# PASSAGE TO READ
_ _ _ _ _ _ _

CPU with Two Instructions
This is a part of Writing a RISC-V Emulator in Rust. Our goal is running xv6, a small Unix-like OS, in your emulator eventually.
The source code used in this page is available at d0iasm/rvemu-for-book/01/.
The Goal of This Page
In this page, we will implement a simple CPU and we can execute the sample
file
containing add
and addi
instructions in our emulator. The add
instruction
adds 64-bit values in two registers, and the addi
instruction adds a 64-bit
value in a register and a 12-bit immediate value.
We successfully see the result of addition in the x31
register when we execute
the sample binary file add-addi.bin
.
// add-addi.bin contains the following instructions:
// main:
// . addi x29, x0, 5 // Add 5 and 0, and store the value to x29.
// . addi x30, x0, 37 // Add 37 and 0, and store the value to x30.
// . add x31, x30, x29 // x31 should contain 42 (0x2a).
$ cargo run add-addi.bin
...
x28=0x0 x29=0x5 x30=0x25 x31=0x2a
Background
RISC-V is a new instruction-set architecture (ISA) that was originally designed to support computer architecture research and education at the University of California, Berkeley, but now it gradually becomes a standard free and open architecture for industry implementations. RISC-V is also excellent for students to learn computer architecture since it's simple enough. We can read the RISC-V specifications for free and we'll implement a part of features in Volume I: Unprivileged ISA and Volume II: Privileged Architecture. The Unprivileged ISA defines instructions, the binary that the computer processor (CPU) can understand. Currently, RISC-V defines 32-bit and 64-bit architecture. The width of registers and the available memory size is different depending on the architecture. The 128-bit architecture also exists but it is currently in a draft state.
Rust is an open-source systems programming language that focuses on performance and safety. It is popular especially in systems programming like an operating system. We're going to implement our emulator in Rust.
An emulator is, in simple words, an infinite loop to execute a RISC-V binary one by one unless something wrong happens or a user stops an emulator explicitly. In this book, we try to understand the basic RISC-V architecture by making a RISC-V emulator.
RISC-V ISA
RISC-V ISA consists of modules, a base integer ISA plus optional extensions. The base integer ISA must be implemented in any platform. There are 2 variants in the base integer ISA, RV32I for a 32-bit architecture and RV64I for a 64-bit architecture.
The base integer ISA only contains simple integer arithmetic operations so it's not enough so that it can't run complex systems such as OSes. RISC-V defines a combination of a base ISA plus selected extensions as a "general-purpose" ISA, called RV32G or RV64G, to allow complex systems to run on RISC-V hardware.

_ _ _ _ _ _ _

# STORED RECORDS

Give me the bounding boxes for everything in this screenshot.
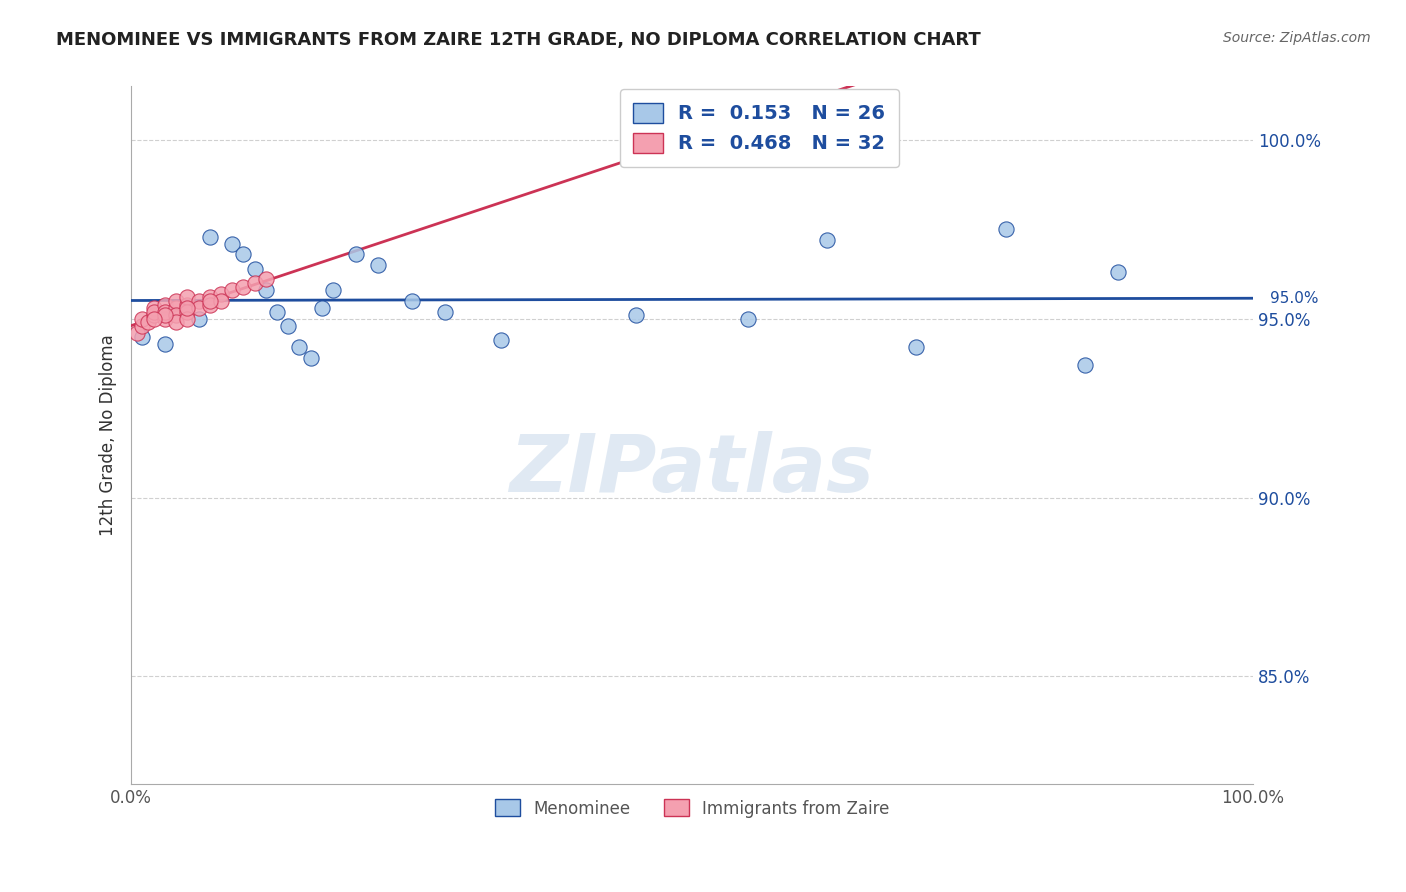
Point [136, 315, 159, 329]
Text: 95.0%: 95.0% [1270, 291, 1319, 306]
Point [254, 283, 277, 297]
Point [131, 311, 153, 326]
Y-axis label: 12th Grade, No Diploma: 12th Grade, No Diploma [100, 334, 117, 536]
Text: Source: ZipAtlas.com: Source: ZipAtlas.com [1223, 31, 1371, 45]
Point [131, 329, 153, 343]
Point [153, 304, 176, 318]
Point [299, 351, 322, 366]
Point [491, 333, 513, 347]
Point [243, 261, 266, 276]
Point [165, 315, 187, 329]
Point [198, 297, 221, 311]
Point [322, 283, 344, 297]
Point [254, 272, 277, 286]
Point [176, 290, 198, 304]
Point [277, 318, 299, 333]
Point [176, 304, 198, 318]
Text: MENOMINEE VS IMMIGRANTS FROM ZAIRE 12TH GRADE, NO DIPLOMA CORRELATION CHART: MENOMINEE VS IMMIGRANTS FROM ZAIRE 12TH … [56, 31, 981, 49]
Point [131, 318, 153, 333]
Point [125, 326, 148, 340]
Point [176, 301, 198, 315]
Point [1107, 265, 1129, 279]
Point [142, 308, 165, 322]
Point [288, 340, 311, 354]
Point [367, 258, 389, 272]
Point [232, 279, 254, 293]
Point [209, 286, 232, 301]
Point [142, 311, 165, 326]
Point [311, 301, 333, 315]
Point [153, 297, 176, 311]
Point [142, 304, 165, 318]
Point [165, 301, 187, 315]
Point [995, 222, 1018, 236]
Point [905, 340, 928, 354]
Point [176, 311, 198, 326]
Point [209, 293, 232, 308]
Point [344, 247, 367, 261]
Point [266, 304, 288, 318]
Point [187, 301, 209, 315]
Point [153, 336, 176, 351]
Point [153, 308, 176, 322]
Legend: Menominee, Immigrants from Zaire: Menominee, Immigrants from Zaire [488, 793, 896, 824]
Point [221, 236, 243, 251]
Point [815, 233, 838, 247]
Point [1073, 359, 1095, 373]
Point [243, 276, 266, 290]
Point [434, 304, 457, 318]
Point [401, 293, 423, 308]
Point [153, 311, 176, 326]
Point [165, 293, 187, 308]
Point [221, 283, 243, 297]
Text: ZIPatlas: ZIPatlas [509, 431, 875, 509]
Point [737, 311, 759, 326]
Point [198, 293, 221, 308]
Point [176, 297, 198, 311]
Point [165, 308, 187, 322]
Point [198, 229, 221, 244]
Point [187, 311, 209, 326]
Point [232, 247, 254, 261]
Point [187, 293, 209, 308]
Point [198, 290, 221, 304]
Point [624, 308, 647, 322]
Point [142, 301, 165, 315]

_ _ _ _ _ _ _

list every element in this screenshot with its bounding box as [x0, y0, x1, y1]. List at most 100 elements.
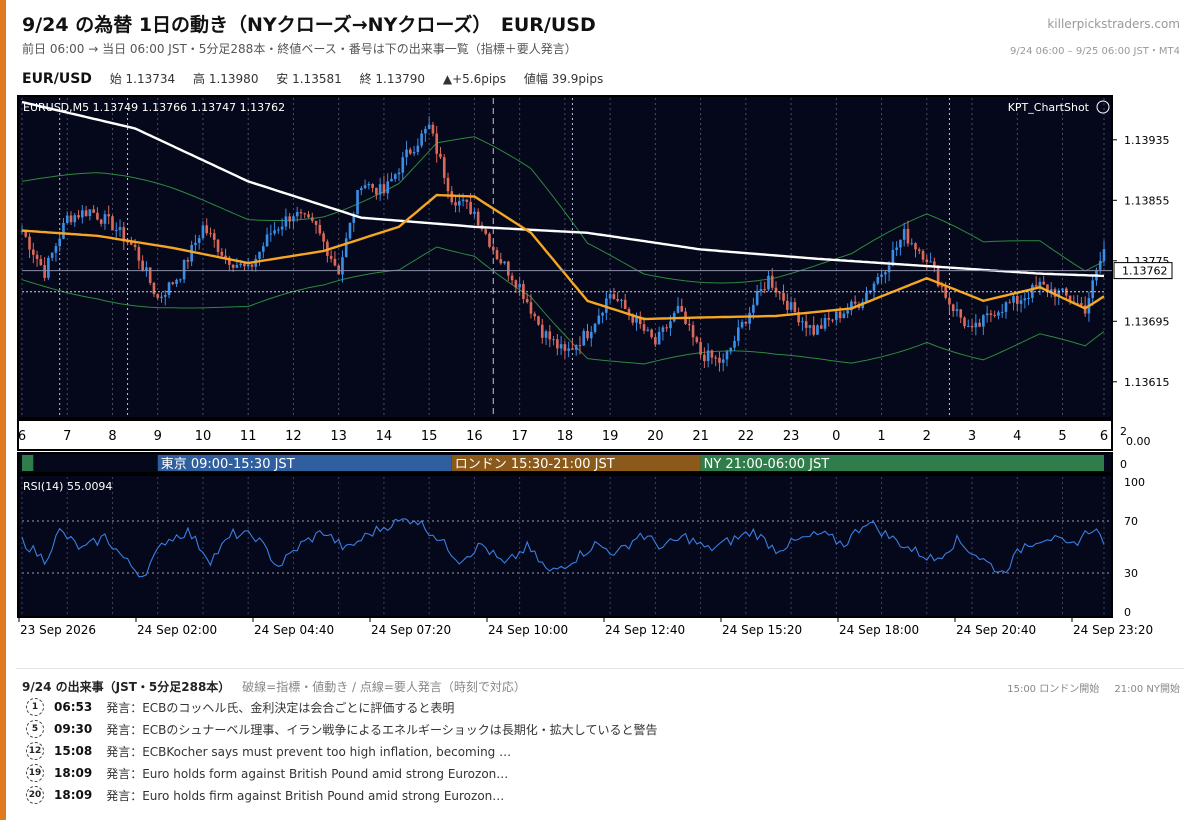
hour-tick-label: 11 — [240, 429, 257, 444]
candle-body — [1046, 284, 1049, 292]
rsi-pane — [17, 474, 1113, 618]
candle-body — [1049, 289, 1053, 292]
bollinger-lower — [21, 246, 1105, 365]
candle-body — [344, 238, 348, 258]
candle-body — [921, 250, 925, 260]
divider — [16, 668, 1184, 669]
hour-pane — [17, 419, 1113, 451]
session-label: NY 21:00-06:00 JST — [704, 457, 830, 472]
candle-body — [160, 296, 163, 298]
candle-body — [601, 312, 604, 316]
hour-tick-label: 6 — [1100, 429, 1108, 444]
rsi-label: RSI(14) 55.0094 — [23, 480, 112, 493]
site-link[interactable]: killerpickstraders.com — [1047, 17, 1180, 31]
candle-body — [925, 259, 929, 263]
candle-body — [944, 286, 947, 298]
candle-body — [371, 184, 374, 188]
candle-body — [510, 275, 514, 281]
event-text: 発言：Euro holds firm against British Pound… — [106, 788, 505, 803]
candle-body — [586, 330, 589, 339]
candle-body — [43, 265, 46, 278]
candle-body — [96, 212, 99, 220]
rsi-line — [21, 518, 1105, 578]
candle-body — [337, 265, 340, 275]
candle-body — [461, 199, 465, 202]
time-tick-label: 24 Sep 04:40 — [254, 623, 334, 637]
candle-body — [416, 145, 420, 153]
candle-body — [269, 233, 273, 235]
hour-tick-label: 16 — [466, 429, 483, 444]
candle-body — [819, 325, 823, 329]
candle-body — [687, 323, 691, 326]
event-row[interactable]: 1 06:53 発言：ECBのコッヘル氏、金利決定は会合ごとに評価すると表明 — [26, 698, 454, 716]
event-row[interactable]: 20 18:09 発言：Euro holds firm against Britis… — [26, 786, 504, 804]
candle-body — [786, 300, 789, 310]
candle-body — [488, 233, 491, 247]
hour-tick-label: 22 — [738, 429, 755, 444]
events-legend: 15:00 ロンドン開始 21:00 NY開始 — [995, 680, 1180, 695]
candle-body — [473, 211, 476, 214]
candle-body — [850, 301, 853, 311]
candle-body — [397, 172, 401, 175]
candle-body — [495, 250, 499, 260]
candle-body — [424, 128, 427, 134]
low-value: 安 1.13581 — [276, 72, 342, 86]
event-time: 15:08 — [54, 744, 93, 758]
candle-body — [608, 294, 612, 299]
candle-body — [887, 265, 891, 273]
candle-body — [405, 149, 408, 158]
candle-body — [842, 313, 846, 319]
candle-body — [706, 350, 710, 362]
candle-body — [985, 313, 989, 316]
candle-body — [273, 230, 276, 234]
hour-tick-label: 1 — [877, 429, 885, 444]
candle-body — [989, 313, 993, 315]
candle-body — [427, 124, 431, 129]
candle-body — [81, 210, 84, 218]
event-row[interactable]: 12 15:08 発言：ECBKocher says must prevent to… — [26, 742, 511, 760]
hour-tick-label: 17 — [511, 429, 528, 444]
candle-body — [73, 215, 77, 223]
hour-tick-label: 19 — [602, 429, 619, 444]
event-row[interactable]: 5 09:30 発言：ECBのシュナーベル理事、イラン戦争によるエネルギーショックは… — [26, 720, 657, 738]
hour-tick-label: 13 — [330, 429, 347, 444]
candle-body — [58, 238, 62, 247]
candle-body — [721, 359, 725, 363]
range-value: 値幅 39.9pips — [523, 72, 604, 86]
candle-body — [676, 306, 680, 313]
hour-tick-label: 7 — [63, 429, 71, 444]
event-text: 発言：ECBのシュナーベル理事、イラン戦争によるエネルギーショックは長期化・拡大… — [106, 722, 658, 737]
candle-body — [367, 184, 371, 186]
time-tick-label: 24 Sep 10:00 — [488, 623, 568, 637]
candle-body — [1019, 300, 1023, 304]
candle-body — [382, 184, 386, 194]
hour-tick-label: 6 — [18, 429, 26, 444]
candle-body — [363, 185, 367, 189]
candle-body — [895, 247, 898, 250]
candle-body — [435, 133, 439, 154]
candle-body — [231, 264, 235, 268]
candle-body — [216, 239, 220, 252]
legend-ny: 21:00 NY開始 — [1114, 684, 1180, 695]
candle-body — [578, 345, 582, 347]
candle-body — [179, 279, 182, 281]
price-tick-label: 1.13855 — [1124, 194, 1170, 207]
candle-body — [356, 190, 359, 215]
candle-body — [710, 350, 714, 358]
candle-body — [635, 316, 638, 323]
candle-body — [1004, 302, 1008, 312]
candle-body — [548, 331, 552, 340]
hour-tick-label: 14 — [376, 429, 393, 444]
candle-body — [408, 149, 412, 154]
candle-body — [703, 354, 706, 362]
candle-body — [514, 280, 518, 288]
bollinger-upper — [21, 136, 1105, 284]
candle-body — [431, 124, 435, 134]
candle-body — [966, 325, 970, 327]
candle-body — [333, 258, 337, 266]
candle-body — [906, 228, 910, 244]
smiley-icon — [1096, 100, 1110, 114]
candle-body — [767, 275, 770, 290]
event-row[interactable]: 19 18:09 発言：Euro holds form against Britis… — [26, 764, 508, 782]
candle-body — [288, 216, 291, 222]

_ _ _ _ _ _ _

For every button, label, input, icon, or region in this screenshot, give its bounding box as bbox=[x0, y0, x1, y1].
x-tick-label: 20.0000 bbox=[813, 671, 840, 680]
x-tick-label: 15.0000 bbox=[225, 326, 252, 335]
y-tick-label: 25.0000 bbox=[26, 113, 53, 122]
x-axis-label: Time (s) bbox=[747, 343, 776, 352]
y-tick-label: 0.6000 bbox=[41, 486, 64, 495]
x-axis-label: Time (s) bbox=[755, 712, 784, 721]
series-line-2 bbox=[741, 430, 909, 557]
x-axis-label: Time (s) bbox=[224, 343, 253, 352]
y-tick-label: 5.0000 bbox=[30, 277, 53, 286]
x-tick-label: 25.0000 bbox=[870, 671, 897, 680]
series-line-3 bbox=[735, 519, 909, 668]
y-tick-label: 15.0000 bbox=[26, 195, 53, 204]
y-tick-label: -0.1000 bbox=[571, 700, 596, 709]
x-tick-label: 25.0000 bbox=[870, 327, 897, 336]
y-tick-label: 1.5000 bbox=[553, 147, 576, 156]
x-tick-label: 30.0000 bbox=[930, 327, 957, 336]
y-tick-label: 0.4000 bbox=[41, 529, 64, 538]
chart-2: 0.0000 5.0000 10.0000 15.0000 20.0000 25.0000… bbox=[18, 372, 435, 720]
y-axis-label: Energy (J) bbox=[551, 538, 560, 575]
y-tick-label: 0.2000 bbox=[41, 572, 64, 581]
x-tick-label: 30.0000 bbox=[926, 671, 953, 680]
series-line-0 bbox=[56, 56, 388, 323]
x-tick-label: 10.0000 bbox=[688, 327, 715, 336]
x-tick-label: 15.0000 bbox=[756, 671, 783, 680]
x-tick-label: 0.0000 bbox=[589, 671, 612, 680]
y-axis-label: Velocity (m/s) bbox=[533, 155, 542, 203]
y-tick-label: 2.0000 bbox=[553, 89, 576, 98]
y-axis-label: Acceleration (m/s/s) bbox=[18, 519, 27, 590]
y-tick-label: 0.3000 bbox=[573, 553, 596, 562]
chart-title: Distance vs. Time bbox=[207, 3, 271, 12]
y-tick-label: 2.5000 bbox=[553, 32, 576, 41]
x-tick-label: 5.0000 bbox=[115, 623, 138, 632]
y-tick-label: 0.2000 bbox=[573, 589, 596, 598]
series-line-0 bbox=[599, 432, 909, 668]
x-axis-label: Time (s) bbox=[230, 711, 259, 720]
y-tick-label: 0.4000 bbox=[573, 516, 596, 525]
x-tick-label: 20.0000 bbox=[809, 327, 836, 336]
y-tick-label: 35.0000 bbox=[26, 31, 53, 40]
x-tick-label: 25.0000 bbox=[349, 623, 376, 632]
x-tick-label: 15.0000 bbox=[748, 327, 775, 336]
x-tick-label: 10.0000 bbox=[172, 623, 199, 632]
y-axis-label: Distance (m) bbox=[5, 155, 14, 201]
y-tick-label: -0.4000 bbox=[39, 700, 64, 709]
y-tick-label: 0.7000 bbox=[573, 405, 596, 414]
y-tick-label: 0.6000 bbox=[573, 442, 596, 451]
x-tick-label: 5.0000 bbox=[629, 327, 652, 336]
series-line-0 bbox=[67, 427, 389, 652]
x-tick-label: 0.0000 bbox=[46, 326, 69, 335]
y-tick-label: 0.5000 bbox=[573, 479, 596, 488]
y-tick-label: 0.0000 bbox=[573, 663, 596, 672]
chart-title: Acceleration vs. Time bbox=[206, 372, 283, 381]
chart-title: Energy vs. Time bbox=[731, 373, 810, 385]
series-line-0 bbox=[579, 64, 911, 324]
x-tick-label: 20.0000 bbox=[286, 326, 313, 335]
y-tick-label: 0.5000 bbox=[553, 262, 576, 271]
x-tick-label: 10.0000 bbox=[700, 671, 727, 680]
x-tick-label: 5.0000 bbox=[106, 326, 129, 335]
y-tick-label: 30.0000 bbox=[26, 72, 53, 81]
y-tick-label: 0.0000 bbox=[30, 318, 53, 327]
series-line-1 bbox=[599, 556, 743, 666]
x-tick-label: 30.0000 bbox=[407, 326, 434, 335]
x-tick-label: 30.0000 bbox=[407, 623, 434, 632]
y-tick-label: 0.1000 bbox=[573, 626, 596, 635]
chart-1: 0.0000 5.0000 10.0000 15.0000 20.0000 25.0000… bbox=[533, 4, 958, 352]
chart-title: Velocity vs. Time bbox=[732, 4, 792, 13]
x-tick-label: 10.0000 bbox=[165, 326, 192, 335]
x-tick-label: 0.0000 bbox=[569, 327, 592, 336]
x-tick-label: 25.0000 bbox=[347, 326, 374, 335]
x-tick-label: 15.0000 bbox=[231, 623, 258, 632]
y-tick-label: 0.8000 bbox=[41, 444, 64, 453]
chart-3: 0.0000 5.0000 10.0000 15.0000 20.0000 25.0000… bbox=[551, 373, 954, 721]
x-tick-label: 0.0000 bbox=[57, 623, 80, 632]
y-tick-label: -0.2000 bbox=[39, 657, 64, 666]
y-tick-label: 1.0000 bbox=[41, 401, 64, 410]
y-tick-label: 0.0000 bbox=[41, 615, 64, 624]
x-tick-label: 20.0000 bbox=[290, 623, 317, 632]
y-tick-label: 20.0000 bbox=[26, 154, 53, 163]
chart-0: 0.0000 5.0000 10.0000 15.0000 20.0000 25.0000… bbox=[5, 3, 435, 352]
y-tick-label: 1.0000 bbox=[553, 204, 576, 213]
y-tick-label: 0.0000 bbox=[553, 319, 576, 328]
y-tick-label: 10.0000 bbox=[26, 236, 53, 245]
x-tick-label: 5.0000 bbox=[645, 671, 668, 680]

_ _ _ _ _ _ _

# EXERCISE REQUIREMENTS
- a) Which ISA names starting with "RV" appear in the RISC-V emulator page?
- b) According to the RISC-V emulator page, at which university was RISC-V originally designed?

# EXERCISE RESPONSES
- a) RV32I, RV64I, RV32G, RV64G

- b) The University of California, Berkeley.